Requirements:
**a.** Echo the text on why attention matters, word for word.
**b.** Duplicate the records exactly, starting at their first line and ending at the line that contains "data-point-less_than_15 — [56, 151, 63, 158]", with both of those lines included.

Source text:
▬▬▬

Why Attention? - Cruxr.ai

Where Does Information Get Lost in a Sequence Model?

Recurrent neural networks process sequences one step at a time. At each timestep $t$, the hidden state $h_t$ is a function of the current input $x_t$ and the previous hidden state $h_{t-1}$:

h_t = f(W_h h_{t-1} + W_x x_t + b)

This means that every piece of information about earlier tokens has to pass through a chain of hidden states before it can influence processing at later positions. If a sentence is 50 tokens long, information from the first token must survive 49 successive transformations before the model produces its final output. Each transformation compresses, blends, and overwrites, so by the time we reach the end, early information has often been diluted or lost entirely. This is sometimes called the sequential bottleneck , and it's a structural limitation (not a training problem).

LSTMs (Hochreiter & Schmidhuber, 1997) and GRUs (Cho et al., 2014) alleviate this with gating mechanisms that let information bypass the recurrence through a cell state or update gate. In practice, these gates help significantly with moderate-length sequences (tens of tokens), but they don't eliminate the core problem. Information still flows through a single path, step by step, and empirically LSTMs tend to struggle once sequences exceed a few hundred tokens (Khandelwal et al., 2018) . There's no shortcut that lets position 1 talk directly to position 200.

▬▬▬

Raw data:
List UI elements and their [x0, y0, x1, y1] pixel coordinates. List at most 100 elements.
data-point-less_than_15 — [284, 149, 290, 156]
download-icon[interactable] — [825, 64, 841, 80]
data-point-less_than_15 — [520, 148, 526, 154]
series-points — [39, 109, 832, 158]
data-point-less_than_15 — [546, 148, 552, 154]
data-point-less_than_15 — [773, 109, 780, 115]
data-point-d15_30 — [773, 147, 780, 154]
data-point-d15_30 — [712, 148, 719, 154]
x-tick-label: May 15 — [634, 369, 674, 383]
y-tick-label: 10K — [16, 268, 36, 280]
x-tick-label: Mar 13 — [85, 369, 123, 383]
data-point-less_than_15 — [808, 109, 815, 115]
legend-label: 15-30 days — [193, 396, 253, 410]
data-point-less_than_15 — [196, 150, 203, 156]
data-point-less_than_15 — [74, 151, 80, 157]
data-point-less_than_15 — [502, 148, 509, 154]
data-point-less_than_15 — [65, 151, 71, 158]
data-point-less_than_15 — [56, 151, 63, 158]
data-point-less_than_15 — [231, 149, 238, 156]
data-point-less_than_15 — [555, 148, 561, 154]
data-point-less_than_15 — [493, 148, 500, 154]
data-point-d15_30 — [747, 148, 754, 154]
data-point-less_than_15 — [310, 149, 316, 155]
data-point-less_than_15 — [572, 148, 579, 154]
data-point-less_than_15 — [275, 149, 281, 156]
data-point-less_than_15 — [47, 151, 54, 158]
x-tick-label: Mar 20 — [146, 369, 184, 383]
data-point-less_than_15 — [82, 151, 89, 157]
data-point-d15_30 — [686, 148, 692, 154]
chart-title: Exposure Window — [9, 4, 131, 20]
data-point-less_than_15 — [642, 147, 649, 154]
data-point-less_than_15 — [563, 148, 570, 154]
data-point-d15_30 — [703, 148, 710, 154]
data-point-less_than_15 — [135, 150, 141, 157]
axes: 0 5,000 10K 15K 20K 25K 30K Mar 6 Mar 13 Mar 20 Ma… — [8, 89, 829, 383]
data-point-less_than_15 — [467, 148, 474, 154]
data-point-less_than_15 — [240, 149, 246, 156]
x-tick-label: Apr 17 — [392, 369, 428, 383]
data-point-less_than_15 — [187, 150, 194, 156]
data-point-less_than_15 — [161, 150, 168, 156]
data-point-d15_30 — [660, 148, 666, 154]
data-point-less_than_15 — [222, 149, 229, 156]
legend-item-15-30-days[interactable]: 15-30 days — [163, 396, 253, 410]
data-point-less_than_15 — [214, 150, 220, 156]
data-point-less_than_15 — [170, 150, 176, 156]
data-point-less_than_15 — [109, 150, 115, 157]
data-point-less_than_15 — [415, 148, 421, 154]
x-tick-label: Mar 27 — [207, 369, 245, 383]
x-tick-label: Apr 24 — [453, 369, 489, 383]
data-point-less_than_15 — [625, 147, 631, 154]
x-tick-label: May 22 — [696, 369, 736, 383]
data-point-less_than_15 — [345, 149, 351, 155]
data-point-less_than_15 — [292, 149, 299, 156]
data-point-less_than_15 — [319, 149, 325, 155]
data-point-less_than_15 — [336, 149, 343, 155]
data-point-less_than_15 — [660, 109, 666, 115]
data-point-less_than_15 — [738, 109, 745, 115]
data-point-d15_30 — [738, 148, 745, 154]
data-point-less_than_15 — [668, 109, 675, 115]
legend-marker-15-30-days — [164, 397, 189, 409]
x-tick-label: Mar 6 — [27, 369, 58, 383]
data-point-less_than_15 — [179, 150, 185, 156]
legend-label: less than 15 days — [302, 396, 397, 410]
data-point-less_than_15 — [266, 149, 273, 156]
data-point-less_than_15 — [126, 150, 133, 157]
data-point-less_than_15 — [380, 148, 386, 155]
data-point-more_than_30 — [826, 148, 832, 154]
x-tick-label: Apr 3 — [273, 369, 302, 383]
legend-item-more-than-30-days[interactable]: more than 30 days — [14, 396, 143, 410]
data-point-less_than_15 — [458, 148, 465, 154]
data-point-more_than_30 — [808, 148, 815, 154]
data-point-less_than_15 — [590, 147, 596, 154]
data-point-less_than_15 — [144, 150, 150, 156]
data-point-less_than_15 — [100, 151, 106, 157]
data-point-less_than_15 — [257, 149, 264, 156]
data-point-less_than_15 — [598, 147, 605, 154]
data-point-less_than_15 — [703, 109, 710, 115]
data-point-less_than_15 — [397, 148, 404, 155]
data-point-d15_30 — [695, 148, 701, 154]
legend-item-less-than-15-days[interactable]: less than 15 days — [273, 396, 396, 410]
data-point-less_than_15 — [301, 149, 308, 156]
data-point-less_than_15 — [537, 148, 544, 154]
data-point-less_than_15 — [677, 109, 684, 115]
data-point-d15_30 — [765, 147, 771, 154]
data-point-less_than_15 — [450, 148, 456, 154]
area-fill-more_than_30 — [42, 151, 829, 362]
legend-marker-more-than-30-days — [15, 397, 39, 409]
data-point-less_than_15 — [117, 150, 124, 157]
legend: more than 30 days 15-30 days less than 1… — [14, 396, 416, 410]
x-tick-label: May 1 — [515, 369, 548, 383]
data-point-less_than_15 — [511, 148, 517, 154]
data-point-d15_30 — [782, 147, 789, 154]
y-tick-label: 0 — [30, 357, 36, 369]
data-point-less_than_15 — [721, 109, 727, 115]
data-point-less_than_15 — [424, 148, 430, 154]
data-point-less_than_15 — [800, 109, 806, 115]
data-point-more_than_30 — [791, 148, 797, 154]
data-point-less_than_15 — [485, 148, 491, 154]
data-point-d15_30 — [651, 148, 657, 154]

▬▬▬

Results in order:
**a.**
Why Attention? - Cruxr.ai

Where Does Information Get Lost in a Sequence Model?

Recurrent neural networks process sequences one step at a time. At each timestep $t$, the hidden state $h_t$ is a function of the current input $x_t$ and the previous hidden state $h_{t-1}$:

h_t = f(W_h h_{t-1} + W_x x_t + b)

This means that every piece of information about earlier tokens has to pass through a chain of hidden states before it can influence processing at later positions. If a sentence is 50 tokens long, information from the first token must survive 49 successive transformations before the model produces its final output. Each transformation compresses, blends, and overwrites, so by the time we reach the end, early information has often been diluted or lost entirely. This is sometimes called the sequential bottleneck , and it's a structural limitation (not a training problem).

LSTMs (Hochreiter & Schmidhuber, 1997) and GRUs (Cho et al., 2014) alleviate this with gating mechanisms that let information bypass the recurrence through a cell state or update gate. In practice, these gates help significantly with moderate-length sequences (tens of tokens), but they don't eliminate the core problem. Information still flows through a single path, step by step, and empirically LSTMs tend to struggle once sequences exceed a few hundred tokens (Khandelwal et al., 2018) . There's no shortcut that lets position 1 talk directly to position 200.

**b.**
List UI elements and their [x0, y0, x1, y1] pixel coordinates. List at most 100 elements.
data-point-less_than_15 — [284, 149, 290, 156]
download-icon[interactable] — [825, 64, 841, 80]
data-point-less_than_15 — [520, 148, 526, 154]
series-points — [39, 109, 832, 158]
data-point-less_than_15 — [546, 148, 552, 154]
data-point-less_than_15 — [773, 109, 780, 115]
data-point-d15_30 — [773, 147, 780, 154]
data-point-d15_30 — [712, 148, 719, 154]
x-tick-label: May 15 — [634, 369, 674, 383]
y-tick-label: 10K — [16, 268, 36, 280]
x-tick-label: Mar 13 — [85, 369, 123, 383]
data-point-less_than_15 — [808, 109, 815, 115]
legend-label: 15-30 days — [193, 396, 253, 410]
data-point-less_than_15 — [196, 150, 203, 156]
data-point-less_than_15 — [74, 151, 80, 157]
data-point-less_than_15 — [502, 148, 509, 154]
data-point-less_than_15 — [65, 151, 71, 158]
data-point-less_than_15 — [56, 151, 63, 158]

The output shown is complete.